======== Supplied information

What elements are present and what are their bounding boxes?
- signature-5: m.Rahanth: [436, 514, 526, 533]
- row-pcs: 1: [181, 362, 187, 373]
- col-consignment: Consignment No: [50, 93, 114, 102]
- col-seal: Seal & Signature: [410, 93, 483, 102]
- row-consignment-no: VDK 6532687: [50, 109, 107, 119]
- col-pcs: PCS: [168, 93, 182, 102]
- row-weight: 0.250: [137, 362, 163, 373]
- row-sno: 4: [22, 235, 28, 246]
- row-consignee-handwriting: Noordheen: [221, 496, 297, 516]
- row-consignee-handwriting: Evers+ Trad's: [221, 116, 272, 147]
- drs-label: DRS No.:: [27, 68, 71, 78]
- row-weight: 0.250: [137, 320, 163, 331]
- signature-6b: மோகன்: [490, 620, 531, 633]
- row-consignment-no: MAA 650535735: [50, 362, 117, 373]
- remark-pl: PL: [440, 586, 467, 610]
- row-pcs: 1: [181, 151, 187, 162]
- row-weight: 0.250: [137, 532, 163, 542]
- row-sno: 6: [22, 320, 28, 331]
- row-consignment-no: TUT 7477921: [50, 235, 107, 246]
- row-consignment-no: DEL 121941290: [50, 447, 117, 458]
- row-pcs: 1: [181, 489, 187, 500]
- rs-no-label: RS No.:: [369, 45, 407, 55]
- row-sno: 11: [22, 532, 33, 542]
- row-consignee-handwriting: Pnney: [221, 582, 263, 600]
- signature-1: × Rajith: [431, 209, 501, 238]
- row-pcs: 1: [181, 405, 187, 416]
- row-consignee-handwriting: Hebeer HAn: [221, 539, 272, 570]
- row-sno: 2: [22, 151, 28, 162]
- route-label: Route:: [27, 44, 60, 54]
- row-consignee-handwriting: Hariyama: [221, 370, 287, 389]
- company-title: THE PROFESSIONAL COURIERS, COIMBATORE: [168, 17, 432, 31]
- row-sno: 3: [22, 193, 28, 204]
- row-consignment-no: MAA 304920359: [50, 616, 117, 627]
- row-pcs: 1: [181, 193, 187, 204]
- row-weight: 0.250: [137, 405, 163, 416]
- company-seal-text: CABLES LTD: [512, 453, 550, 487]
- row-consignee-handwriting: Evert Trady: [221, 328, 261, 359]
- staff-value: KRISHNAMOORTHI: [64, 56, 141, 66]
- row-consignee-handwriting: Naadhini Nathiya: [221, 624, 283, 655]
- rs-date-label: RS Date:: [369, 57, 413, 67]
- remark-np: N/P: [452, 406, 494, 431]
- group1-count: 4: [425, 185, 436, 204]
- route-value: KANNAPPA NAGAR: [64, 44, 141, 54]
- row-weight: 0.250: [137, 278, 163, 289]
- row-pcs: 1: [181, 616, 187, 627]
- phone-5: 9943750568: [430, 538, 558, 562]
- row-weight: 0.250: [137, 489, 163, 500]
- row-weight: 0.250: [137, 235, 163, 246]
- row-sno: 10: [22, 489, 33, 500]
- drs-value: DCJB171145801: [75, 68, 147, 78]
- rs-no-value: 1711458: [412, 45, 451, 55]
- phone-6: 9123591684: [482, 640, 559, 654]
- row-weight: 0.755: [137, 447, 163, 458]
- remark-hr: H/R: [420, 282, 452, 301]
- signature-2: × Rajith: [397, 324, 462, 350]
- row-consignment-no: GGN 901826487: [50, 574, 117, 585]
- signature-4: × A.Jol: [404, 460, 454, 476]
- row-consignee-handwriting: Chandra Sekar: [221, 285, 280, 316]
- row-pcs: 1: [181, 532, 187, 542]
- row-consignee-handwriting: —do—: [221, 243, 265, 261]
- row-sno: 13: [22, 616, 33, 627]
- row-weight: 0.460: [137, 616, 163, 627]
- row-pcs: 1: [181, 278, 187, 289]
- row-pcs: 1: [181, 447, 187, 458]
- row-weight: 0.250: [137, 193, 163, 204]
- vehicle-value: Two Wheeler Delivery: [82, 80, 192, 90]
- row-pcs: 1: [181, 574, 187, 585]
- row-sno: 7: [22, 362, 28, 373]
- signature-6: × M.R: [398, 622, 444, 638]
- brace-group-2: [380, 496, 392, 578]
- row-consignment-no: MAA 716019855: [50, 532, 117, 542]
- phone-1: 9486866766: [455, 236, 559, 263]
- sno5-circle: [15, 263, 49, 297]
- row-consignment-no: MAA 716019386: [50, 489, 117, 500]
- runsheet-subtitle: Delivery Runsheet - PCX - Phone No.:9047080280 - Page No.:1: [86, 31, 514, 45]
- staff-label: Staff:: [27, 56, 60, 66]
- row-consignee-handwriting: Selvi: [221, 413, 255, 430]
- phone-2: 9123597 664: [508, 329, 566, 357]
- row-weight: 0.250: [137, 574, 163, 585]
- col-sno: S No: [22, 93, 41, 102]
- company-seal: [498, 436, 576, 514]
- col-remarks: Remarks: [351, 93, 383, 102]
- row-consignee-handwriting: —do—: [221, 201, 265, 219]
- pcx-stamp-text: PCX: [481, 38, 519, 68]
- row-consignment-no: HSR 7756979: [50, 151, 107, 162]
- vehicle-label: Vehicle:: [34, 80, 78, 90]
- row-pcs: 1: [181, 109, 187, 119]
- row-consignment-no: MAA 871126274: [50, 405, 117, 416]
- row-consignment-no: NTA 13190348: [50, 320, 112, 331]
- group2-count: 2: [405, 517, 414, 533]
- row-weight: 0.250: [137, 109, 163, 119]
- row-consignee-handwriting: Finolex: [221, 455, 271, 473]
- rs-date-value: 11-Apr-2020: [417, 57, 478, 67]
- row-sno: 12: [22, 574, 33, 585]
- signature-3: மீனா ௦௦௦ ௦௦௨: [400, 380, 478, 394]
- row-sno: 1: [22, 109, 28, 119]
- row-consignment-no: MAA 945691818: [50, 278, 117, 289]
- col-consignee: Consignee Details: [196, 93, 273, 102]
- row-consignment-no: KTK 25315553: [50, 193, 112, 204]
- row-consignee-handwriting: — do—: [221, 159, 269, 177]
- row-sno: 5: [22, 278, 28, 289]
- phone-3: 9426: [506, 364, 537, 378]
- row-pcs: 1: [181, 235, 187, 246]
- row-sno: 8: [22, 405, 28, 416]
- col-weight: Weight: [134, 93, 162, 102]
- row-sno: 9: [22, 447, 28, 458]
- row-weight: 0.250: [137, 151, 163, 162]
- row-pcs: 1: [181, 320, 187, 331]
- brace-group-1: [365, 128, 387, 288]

================

Task to carry out -> Return every line of the listing above exactly, character for character.

Exercise result ->
What elements are present and what are their bounding boxes?
- signature-5: m.Rahanth: [436, 514, 526, 533]
- row-pcs: 1: [181, 362, 187, 373]
- col-consignment: Consignment No: [50, 93, 114, 102]
- col-seal: Seal & Signature: [410, 93, 483, 102]
- row-consignment-no: VDK 6532687: [50, 109, 107, 119]
- col-pcs: PCS: [168, 93, 182, 102]
- row-weight: 0.250: [137, 362, 163, 373]
- row-sno: 4: [22, 235, 28, 246]
- row-consignee-handwriting: Noordheen: [221, 496, 297, 516]
- row-consignee-handwriting: Evers+ Trad's: [221, 116, 272, 147]
- drs-label: DRS No.:: [27, 68, 71, 78]
- row-weight: 0.250: [137, 320, 163, 331]
- signature-6b: மோகன்: [490, 620, 531, 633]
- row-consignment-no: MAA 650535735: [50, 362, 117, 373]
- remark-pl: PL: [440, 586, 467, 610]
- row-pcs: 1: [181, 151, 187, 162]
- row-weight: 0.250: [137, 532, 163, 542]
- row-sno: 6: [22, 320, 28, 331]
- row-consignment-no: TUT 7477921: [50, 235, 107, 246]
- row-consignment-no: DEL 121941290: [50, 447, 117, 458]
- row-pcs: 1: [181, 489, 187, 500]
- rs-no-label: RS No.:: [369, 45, 407, 55]
- row-sno: 11: [22, 532, 33, 542]
- row-consignee-handwriting: Pnney: [221, 582, 263, 600]
- signature-1: × Rajith: [431, 209, 501, 238]
- row-pcs: 1: [181, 405, 187, 416]
- row-consignee-handwriting: Hebeer HAn: [221, 539, 272, 570]
- row-sno: 2: [22, 151, 28, 162]
- route-label: Route:: [27, 44, 60, 54]
- row-consignee-handwriting: Hariyama: [221, 370, 287, 389]
- company-title: THE PROFESSIONAL COURIERS, COIMBATORE: [168, 17, 432, 31]
- row-sno: 3: [22, 193, 28, 204]
- row-consignment-no: MAA 304920359: [50, 616, 117, 627]
- row-pcs: 1: [181, 193, 187, 204]
- row-weight: 0.250: [137, 405, 163, 416]
- company-seal-text: CABLES LTD: [512, 453, 550, 487]
- row-consignee-handwriting: Evert Trady: [221, 328, 261, 359]
- staff-value: KRISHNAMOORTHI: [64, 56, 141, 66]
- row-consignee-handwriting: Naadhini Nathiya: [221, 624, 283, 655]
- rs-date-label: RS Date:: [369, 57, 413, 67]
- remark-np: N/P: [452, 406, 494, 431]
- group1-count: 4: [425, 185, 436, 204]
- route-value: KANNAPPA NAGAR: [64, 44, 141, 54]
- row-weight: 0.250: [137, 278, 163, 289]
- row-pcs: 1: [181, 616, 187, 627]
- phone-5: 9943750568: [430, 538, 558, 562]
- row-weight: 0.250: [137, 489, 163, 500]
- row-weight: 0.250: [137, 235, 163, 246]
- row-sno: 10: [22, 489, 33, 500]
- drs-value: DCJB171145801: [75, 68, 147, 78]
- rs-no-value: 1711458: [412, 45, 451, 55]
- phone-6: 9123591684: [482, 640, 559, 654]
- row-weight: 0.755: [137, 447, 163, 458]
- remark-hr: H/R: [420, 282, 452, 301]
- signature-2: × Rajith: [397, 324, 462, 350]
- row-consignment-no: GGN 901826487: [50, 574, 117, 585]
- signature-4: × A.Jol: [404, 460, 454, 476]
- row-consignee-handwriting: Chandra Sekar: [221, 285, 280, 316]
- row-pcs: 1: [181, 532, 187, 542]
- row-consignee-handwriting: —do—: [221, 243, 265, 261]
- row-sno: 13: [22, 616, 33, 627]
- row-weight: 0.460: [137, 616, 163, 627]
- row-pcs: 1: [181, 278, 187, 289]
- row-pcs: 1: [181, 447, 187, 458]
- row-weight: 0.250: [137, 193, 163, 204]
- vehicle-value: Two Wheeler Delivery: [82, 80, 192, 90]
- row-pcs: 1: [181, 574, 187, 585]
- row-sno: 7: [22, 362, 28, 373]
- signature-6: × M.R: [398, 622, 444, 638]
- brace-group-2: [380, 496, 392, 578]
- row-consignment-no: MAA 716019855: [50, 532, 117, 542]
- phone-1: 9486866766: [455, 236, 559, 263]
- sno5-circle: [15, 263, 49, 297]
- row-consignment-no: MAA 716019386: [50, 489, 117, 500]
- runsheet-subtitle: Delivery Runsheet - PCX - Phone No.:9047080280 - Page No.:1: [86, 31, 514, 45]
- staff-label: Staff:: [27, 56, 60, 66]
- row-consignee-handwriting: Selvi: [221, 413, 255, 430]
- phone-2: 9123597 664: [508, 329, 566, 357]
- row-weight: 0.250: [137, 574, 163, 585]
- col-sno: S No: [22, 93, 41, 102]
- company-seal: [498, 436, 576, 514]
- col-remarks: Remarks: [351, 93, 383, 102]
- row-consignee-handwriting: —do—: [221, 201, 265, 219]
- pcx-stamp-text: PCX: [481, 38, 519, 68]
- row-consignment-no: HSR 7756979: [50, 151, 107, 162]
- vehicle-label: Vehicle:: [34, 80, 78, 90]
- row-pcs: 1: [181, 109, 187, 119]
- row-consignment-no: MAA 871126274: [50, 405, 117, 416]
- row-consignment-no: NTA 13190348: [50, 320, 112, 331]
- group2-count: 2: [405, 517, 414, 533]
- row-weight: 0.250: [137, 109, 163, 119]
- row-consignee-handwriting: Finolex: [221, 455, 271, 473]
- rs-date-value: 11-Apr-2020: [417, 57, 478, 67]
- row-sno: 12: [22, 574, 33, 585]
- signature-3: மீனா ௦௦௦ ௦௦௨: [400, 380, 478, 394]
- row-sno: 1: [22, 109, 28, 119]
- row-consignment-no: MAA 945691818: [50, 278, 117, 289]
- col-consignee: Consignee Details: [196, 93, 273, 102]
- row-consignment-no: KTK 25315553: [50, 193, 112, 204]
- row-consignee-handwriting: — do—: [221, 159, 269, 177]
- row-sno: 5: [22, 278, 28, 289]
- phone-3: 9426: [506, 364, 537, 378]
- row-pcs: 1: [181, 235, 187, 246]
- row-sno: 8: [22, 405, 28, 416]
- col-weight: Weight: [134, 93, 162, 102]
- row-sno: 9: [22, 447, 28, 458]
- row-weight: 0.250: [137, 151, 163, 162]
- row-pcs: 1: [181, 320, 187, 331]
- brace-group-1: [365, 128, 387, 288]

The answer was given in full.